━━━ DATASET CONTENT ━━━
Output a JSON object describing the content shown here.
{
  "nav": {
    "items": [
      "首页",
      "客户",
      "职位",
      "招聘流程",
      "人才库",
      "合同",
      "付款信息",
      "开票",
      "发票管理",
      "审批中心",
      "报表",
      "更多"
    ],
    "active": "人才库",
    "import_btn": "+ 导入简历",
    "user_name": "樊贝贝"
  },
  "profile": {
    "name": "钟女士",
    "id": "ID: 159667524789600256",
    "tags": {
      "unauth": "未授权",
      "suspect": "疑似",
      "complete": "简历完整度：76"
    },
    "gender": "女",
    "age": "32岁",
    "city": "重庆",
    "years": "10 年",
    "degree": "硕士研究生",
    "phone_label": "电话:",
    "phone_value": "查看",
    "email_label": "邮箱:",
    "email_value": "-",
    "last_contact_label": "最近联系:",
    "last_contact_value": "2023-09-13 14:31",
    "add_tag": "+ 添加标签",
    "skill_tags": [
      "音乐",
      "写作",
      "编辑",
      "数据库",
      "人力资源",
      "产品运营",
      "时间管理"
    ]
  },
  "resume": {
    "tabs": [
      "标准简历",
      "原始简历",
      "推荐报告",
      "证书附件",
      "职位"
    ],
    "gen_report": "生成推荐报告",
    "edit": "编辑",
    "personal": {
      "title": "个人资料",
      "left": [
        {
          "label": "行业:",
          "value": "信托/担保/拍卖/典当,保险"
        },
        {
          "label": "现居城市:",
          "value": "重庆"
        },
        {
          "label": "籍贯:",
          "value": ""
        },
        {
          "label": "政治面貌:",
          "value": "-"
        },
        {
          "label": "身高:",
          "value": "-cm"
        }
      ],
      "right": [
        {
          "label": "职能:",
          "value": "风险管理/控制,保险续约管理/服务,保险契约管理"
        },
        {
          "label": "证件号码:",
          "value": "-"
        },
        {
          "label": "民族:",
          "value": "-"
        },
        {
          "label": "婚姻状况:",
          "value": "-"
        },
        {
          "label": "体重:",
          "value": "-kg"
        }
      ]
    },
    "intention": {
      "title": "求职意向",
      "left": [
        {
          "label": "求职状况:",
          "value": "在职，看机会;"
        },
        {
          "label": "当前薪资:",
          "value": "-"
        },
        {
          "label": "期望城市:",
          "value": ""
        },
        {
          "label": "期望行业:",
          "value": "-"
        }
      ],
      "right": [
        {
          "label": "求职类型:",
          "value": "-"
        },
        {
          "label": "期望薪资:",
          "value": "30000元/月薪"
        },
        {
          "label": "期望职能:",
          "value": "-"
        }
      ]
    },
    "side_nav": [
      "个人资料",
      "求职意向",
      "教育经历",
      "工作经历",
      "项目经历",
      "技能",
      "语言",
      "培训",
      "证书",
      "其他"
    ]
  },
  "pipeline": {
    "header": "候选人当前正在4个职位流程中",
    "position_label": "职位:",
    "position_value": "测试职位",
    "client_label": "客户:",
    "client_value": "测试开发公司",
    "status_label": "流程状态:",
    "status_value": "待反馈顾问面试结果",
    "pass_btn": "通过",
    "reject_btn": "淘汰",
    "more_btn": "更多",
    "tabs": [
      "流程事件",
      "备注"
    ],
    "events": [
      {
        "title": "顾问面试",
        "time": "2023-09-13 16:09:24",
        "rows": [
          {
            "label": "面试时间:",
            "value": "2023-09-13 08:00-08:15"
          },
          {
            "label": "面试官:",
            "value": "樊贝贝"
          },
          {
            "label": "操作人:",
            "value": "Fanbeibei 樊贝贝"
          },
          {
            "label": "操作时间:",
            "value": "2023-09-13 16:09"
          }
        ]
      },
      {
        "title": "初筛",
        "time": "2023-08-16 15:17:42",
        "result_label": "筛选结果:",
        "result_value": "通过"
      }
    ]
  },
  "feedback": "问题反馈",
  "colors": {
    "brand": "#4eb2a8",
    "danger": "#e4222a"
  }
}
━━━
# GIVEN PROBLEM
Output all of the data again. Match it exactly.

# EXERCISE RESPONSE
Output a JSON object describing the content shown here.
{
  "nav": {
    "items": [
      "首页",
      "客户",
      "职位",
      "招聘流程",
      "人才库",
      "合同",
      "付款信息",
      "开票",
      "发票管理",
      "审批中心",
      "报表",
      "更多"
    ],
    "active": "人才库",
    "import_btn": "+ 导入简历",
    "user_name": "樊贝贝"
  },
  "profile": {
    "name": "钟女士",
    "id": "ID: 159667524789600256",
    "tags": {
      "unauth": "未授权",
      "suspect": "疑似",
      "complete": "简历完整度：76"
    },
    "gender": "女",
    "age": "32岁",
    "city": "重庆",
    "years": "10 年",
    "degree": "硕士研究生",
    "phone_label": "电话:",
    "phone_value": "查看",
    "email_label": "邮箱:",
    "email_value": "-",
    "last_contact_label": "最近联系:",
    "last_contact_value": "2023-09-13 14:31",
    "add_tag": "+ 添加标签",
    "skill_tags": [
      "音乐",
      "写作",
      "编辑",
      "数据库",
      "人力资源",
      "产品运营",
      "时间管理"
    ]
  },
  "resume": {
    "tabs": [
      "标准简历",
      "原始简历",
      "推荐报告",
      "证书附件",
      "职位"
    ],
    "gen_report": "生成推荐报告",
    "edit": "编辑",
    "personal": {
      "title": "个人资料",
      "left": [
        {
          "label": "行业:",
          "value": "信托/担保/拍卖/典当,保险"
        },
        {
          "label": "现居城市:",
          "value": "重庆"
        },
        {
          "label": "籍贯:",
          "value": ""
        },
        {
          "label": "政治面貌:",
          "value": "-"
        },
        {
          "label": "身高:",
          "value": "-cm"
        }
      ],
      "right": [
        {
          "label": "职能:",
          "value": "风险管理/控制,保险续约管理/服务,保险契约管理"
        },
        {
          "label": "证件号码:",
          "value": "-"
        },
        {
          "label": "民族:",
          "value": "-"
        },
        {
          "label": "婚姻状况:",
          "value": "-"
        },
        {
          "label": "体重:",
          "value": "-kg"
        }
      ]
    },
    "intention": {
      "title": "求职意向",
      "left": [
        {
          "label": "求职状况:",
          "value": "在职，看机会;"
        },
        {
          "label": "当前薪资:",
          "value": "-"
        },
        {
          "label": "期望城市:",
          "value": ""
        },
        {
          "label": "期望行业:",
          "value": "-"
        }
      ],
      "right": [
        {
          "label": "求职类型:",
          "value": "-"
        },
        {
          "label": "期望薪资:",
          "value": "30000元/月薪"
        },
        {
          "label": "期望职能:",
          "value": "-"
        }
      ]
    },
    "side_nav": [
      "个人资料",
      "求职意向",
      "教育经历",
      "工作经历",
      "项目经历",
      "技能",
      "语言",
      "培训",
      "证书",
      "其他"
    ]
  },
  "pipeline": {
    "header": "候选人当前正在4个职位流程中",
    "position_label": "职位:",
    "position_value": "测试职位",
    "client_label": "客户:",
    "client_value": "测试开发公司",
    "status_label": "流程状态:",
    "status_value": "待反馈顾问面试结果",
    "pass_btn": "通过",
    "reject_btn": "淘汰",
    "more_btn": "更多",
    "tabs": [
      "流程事件",
      "备注"
    ],
    "events": [
      {
        "title": "顾问面试",
        "time": "2023-09-13 16:09:24",
        "rows": [
          {
            "label": "面试时间:",
            "value": "2023-09-13 08:00-08:15"
          },
          {
            "label": "面试官:",
            "value": "樊贝贝"
          },
          {
            "label": "操作人:",
            "value": "Fanbeibei 樊贝贝"
          },
          {
            "label": "操作时间:",
            "value": "2023-09-13 16:09"
          }
        ]
      },
      {
        "title": "初筛",
        "time": "2023-08-16 15:17:42",
        "result_label": "筛选结果:",
        "result_value": "通过"
      }
    ]
  },
  "feedback": "问题反馈",
  "colors": {
    "brand": "#4eb2a8",
    "danger": "#e4222a"
  }
}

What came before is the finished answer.